#### Aim:
Beneath this task is a listing; retype all of it exactly.

#### Exercise inputs:
= = = = =

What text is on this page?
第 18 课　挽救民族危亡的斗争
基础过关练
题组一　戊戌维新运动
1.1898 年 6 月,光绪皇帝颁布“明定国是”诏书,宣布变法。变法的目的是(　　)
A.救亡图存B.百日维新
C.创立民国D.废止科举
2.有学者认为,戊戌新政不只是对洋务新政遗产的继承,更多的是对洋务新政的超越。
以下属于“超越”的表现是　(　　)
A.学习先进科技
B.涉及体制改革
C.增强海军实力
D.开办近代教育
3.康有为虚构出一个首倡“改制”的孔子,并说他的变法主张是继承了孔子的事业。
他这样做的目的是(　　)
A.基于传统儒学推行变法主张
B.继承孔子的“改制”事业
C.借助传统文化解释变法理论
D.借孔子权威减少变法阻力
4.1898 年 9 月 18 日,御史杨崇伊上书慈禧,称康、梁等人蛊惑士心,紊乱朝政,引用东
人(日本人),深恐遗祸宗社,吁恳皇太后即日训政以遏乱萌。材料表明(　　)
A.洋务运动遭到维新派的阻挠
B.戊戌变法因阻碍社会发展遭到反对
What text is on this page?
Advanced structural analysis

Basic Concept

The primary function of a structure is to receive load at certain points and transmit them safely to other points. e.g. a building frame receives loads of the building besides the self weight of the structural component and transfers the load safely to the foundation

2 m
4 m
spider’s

= = = = =

#### Result of this task:
What text is on this page?
第 18 课　挽救民族危亡的斗争
基础过关练
题组一　戊戌维新运动
1.1898 年 6 月,光绪皇帝颁布“明定国是”诏书,宣布变法。变法的目的是(　　)
A.救亡图存B.百日维新
C.创立民国D.废止科举
2.有学者认为,戊戌新政不只是对洋务新政遗产的继承,更多的是对洋务新政的超越。
以下属于“超越”的表现是　(　　)
A.学习先进科技
B.涉及体制改革
C.增强海军实力
D.开办近代教育
3.康有为虚构出一个首倡“改制”的孔子,并说他的变法主张是继承了孔子的事业。
他这样做的目的是(　　)
A.基于传统儒学推行变法主张
B.继承孔子的“改制”事业
C.借助传统文化解释变法理论
D.借孔子权威减少变法阻力
4.1898 年 9 月 18 日,御史杨崇伊上书慈禧,称康、梁等人蛊惑士心,紊乱朝政,引用东
人(日本人),深恐遗祸宗社,吁恳皇太后即日训政以遏乱萌。材料表明(　　)
A.洋务运动遭到维新派的阻挠
B.戊戌变法因阻碍社会发展遭到反对
What text is on this page?
Advanced structural analysis

Basic Concept

The primary function of a structure is to receive load at certain points and transmit them safely to other points. e.g. a building frame receives loads of the building besides the self weight of the structural component and transfers the load safely to the foundation

2 m
4 m
spider’s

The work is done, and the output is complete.